— Assigned task —
Repeat the data exactly, please.

(Items from a dataset)
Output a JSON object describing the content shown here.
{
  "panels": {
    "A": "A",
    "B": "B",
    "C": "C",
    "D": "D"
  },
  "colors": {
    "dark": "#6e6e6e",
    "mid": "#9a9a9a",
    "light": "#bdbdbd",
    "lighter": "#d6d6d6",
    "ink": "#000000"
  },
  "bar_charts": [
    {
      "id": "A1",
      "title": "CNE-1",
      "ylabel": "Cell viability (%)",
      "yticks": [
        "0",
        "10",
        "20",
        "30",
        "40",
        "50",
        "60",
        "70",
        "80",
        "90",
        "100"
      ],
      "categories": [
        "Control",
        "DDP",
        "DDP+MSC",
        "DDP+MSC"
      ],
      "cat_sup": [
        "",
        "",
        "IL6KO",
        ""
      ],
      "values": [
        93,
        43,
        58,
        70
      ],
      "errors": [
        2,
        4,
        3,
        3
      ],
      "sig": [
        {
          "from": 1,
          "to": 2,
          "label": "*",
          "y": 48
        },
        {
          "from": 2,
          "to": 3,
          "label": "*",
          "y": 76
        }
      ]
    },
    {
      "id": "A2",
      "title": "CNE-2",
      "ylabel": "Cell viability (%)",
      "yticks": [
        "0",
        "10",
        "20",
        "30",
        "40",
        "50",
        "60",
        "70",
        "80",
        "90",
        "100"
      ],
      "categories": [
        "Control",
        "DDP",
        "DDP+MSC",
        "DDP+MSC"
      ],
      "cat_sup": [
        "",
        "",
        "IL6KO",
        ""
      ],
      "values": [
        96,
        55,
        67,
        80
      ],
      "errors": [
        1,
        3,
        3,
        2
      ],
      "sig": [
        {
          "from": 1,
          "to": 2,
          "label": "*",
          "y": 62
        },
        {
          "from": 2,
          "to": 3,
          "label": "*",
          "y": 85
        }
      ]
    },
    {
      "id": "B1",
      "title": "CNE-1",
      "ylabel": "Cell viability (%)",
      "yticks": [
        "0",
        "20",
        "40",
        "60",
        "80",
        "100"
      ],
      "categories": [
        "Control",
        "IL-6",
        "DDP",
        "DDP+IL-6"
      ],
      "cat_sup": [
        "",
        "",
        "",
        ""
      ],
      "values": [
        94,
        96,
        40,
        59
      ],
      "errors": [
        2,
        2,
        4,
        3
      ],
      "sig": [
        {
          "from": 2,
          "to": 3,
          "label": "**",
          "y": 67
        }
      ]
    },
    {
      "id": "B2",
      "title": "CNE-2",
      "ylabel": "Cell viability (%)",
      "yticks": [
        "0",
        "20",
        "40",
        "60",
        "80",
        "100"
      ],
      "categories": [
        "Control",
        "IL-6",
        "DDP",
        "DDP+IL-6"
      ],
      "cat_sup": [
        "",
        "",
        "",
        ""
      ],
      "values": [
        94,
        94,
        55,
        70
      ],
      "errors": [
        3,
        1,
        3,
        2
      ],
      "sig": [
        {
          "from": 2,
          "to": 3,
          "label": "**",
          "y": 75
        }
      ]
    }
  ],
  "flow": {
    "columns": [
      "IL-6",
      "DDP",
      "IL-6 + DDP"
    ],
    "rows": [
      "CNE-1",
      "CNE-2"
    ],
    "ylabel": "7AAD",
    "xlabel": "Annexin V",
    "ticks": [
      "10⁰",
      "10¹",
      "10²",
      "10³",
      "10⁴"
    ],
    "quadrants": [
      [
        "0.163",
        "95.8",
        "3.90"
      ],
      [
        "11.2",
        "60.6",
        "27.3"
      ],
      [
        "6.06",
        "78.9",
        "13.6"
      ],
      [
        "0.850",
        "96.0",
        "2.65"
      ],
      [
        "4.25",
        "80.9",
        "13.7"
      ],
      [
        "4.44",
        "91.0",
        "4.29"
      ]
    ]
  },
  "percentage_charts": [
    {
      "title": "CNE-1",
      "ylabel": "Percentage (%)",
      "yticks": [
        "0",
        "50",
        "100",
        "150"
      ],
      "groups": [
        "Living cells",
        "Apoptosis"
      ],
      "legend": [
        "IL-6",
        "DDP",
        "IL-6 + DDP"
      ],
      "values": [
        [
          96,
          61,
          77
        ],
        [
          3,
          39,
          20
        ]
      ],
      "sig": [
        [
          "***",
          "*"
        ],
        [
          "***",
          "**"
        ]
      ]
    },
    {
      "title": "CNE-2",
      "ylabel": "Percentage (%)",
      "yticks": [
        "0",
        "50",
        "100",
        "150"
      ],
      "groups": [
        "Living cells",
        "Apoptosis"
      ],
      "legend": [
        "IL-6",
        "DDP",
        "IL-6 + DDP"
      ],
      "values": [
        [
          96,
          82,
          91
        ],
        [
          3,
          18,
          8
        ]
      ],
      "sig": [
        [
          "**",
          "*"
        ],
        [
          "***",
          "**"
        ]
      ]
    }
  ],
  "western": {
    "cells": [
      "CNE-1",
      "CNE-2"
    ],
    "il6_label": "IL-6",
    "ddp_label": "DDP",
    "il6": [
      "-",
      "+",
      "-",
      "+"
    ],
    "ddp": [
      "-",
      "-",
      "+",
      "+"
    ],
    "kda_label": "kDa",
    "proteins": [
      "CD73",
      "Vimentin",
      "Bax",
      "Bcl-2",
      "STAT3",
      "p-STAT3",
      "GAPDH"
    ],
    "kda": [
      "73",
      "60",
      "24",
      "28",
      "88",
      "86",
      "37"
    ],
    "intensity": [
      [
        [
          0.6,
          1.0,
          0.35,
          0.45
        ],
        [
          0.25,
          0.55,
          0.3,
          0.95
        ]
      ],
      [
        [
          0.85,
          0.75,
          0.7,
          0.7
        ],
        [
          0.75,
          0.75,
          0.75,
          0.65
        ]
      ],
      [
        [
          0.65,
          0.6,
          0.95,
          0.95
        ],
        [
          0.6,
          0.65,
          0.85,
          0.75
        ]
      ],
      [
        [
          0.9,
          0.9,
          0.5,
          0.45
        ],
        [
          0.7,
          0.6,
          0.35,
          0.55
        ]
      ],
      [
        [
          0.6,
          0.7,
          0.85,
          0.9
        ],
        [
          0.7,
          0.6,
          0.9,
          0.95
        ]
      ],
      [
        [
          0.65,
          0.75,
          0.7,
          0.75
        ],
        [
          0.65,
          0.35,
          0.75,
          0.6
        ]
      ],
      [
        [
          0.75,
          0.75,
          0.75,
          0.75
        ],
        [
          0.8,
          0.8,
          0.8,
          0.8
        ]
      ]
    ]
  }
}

— Response to this exercise —
Output a JSON object describing the content shown here.
{
  "panels": {
    "A": "A",
    "B": "B",
    "C": "C",
    "D": "D"
  },
  "colors": {
    "dark": "#6e6e6e",
    "mid": "#9a9a9a",
    "light": "#bdbdbd",
    "lighter": "#d6d6d6",
    "ink": "#000000"
  },
  "bar_charts": [
    {
      "id": "A1",
      "title": "CNE-1",
      "ylabel": "Cell viability (%)",
      "yticks": [
        "0",
        "10",
        "20",
        "30",
        "40",
        "50",
        "60",
        "70",
        "80",
        "90",
        "100"
      ],
      "categories": [
        "Control",
        "DDP",
        "DDP+MSC",
        "DDP+MSC"
      ],
      "cat_sup": [
        "",
        "",
        "IL6KO",
        ""
      ],
      "values": [
        93,
        43,
        58,
        70
      ],
      "errors": [
        2,
        4,
        3,
        3
      ],
      "sig": [
        {
          "from": 1,
          "to": 2,
          "label": "*",
          "y": 48
        },
        {
          "from": 2,
          "to": 3,
          "label": "*",
          "y": 76
        }
      ]
    },
    {
      "id": "A2",
      "title": "CNE-2",
      "ylabel": "Cell viability (%)",
      "yticks": [
        "0",
        "10",
        "20",
        "30",
        "40",
        "50",
        "60",
        "70",
        "80",
        "90",
        "100"
      ],
      "categories": [
        "Control",
        "DDP",
        "DDP+MSC",
        "DDP+MSC"
      ],
      "cat_sup": [
        "",
        "",
        "IL6KO",
        ""
      ],
      "values": [
        96,
        55,
        67,
        80
      ],
      "errors": [
        1,
        3,
        3,
        2
      ],
      "sig": [
        {
          "from": 1,
          "to": 2,
          "label": "*",
          "y": 62
        },
        {
          "from": 2,
          "to": 3,
          "label": "*",
          "y": 85
        }
      ]
    },
    {
      "id": "B1",
      "title": "CNE-1",
      "ylabel": "Cell viability (%)",
      "yticks": [
        "0",
        "20",
        "40",
        "60",
        "80",
        "100"
      ],
      "categories": [
        "Control",
        "IL-6",
        "DDP",
        "DDP+IL-6"
      ],
      "cat_sup": [
        "",
        "",
        "",
        ""
      ],
      "values": [
        94,
        96,
        40,
        59
      ],
      "errors": [
        2,
        2,
        4,
        3
      ],
      "sig": [
        {
          "from": 2,
          "to": 3,
          "label": "**",
          "y": 67
        }
      ]
    },
    {
      "id": "B2",
      "title": "CNE-2",
      "ylabel": "Cell viability (%)",
      "yticks": [
        "0",
        "20",
        "40",
        "60",
        "80",
        "100"
      ],
      "categories": [
        "Control",
        "IL-6",
        "DDP",
        "DDP+IL-6"
      ],
      "cat_sup": [
        "",
        "",
        "",
        ""
      ],
      "values": [
        94,
        94,
        55,
        70
      ],
      "errors": [
        3,
        1,
        3,
        2
      ],
      "sig": [
        {
          "from": 2,
          "to": 3,
          "label": "**",
          "y": 75
        }
      ]
    }
  ],
  "flow": {
    "columns": [
      "IL-6",
      "DDP",
      "IL-6 + DDP"
    ],
    "rows": [
      "CNE-1",
      "CNE-2"
    ],
    "ylabel": "7AAD",
    "xlabel": "Annexin V",
    "ticks": [
      "10⁰",
      "10¹",
      "10²",
      "10³",
      "10⁴"
    ],
    "quadrants": [
      [
        "0.163",
        "95.8",
        "3.90"
      ],
      [
        "11.2",
        "60.6",
        "27.3"
      ],
      [
        "6.06",
        "78.9",
        "13.6"
      ],
      [
        "0.850",
        "96.0",
        "2.65"
      ],
      [
        "4.25",
        "80.9",
        "13.7"
      ],
      [
        "4.44",
        "91.0",
        "4.29"
      ]
    ]
  },
  "percentage_charts": [
    {
      "title": "CNE-1",
      "ylabel": "Percentage (%)",
      "yticks": [
        "0",
        "50",
        "100",
        "150"
      ],
      "groups": [
        "Living cells",
        "Apoptosis"
      ],
      "legend": [
        "IL-6",
        "DDP",
        "IL-6 + DDP"
      ],
      "values": [
        [
          96,
          61,
          77
        ],
        [
          3,
          39,
          20
        ]
      ],
      "sig": [
        [
          "***",
          "*"
        ],
        [
          "***",
          "**"
        ]
      ]
    },
    {
      "title": "CNE-2",
      "ylabel": "Percentage (%)",
      "yticks": [
        "0",
        "50",
        "100",
        "150"
      ],
      "groups": [
        "Living cells",
        "Apoptosis"
      ],
      "legend": [
        "IL-6",
        "DDP",
        "IL-6 + DDP"
      ],
      "values": [
        [
          96,
          82,
          91
        ],
        [
          3,
          18,
          8
        ]
      ],
      "sig": [
        [
          "**",
          "*"
        ],
        [
          "***",
          "**"
        ]
      ]
    }
  ],
  "western": {
    "cells": [
      "CNE-1",
      "CNE-2"
    ],
    "il6_label": "IL-6",
    "ddp_label": "DDP",
    "il6": [
      "-",
      "+",
      "-",
      "+"
    ],
    "ddp": [
      "-",
      "-",
      "+",
      "+"
    ],
    "kda_label": "kDa",
    "proteins": [
      "CD73",
      "Vimentin",
      "Bax",
      "Bcl-2",
      "STAT3",
      "p-STAT3",
      "GAPDH"
    ],
    "kda": [
      "73",
      "60",
      "24",
      "28",
      "88",
      "86",
      "37"
    ],
    "intensity": [
      [
        [
          0.6,
          1.0,
          0.35,
          0.45
        ],
        [
          0.25,
          0.55,
          0.3,
          0.95
        ]
      ],
      [
        [
          0.85,
          0.75,
          0.7,
          0.7
        ],
        [
          0.75,
          0.75,
          0.75,
          0.65
        ]
      ],
      [
        [
          0.65,
          0.6,
          0.95,
          0.95
        ],
        [
          0.6,
          0.65,
          0.85,
          0.75
        ]
      ],
      [
        [
          0.9,
          0.9,
          0.5,
          0.45
        ],
        [
          0.7,
          0.6,
          0.35,
          0.55
        ]
      ],
      [
        [
          0.6,
          0.7,
          0.85,
          0.9
        ],
        [
          0.7,
          0.6,
          0.9,
          0.95
        ]
      ],
      [
        [
          0.65,
          0.75,
          0.7,
          0.75
        ],
        [
          0.65,
          0.35,
          0.75,
          0.6
        ]
      ],
      [
        [
          0.75,
          0.75,
          0.75,
          0.75
        ],
        [
          0.8,
          0.8,
          0.8,
          0.8
        ]
      ]
    ]
  }
}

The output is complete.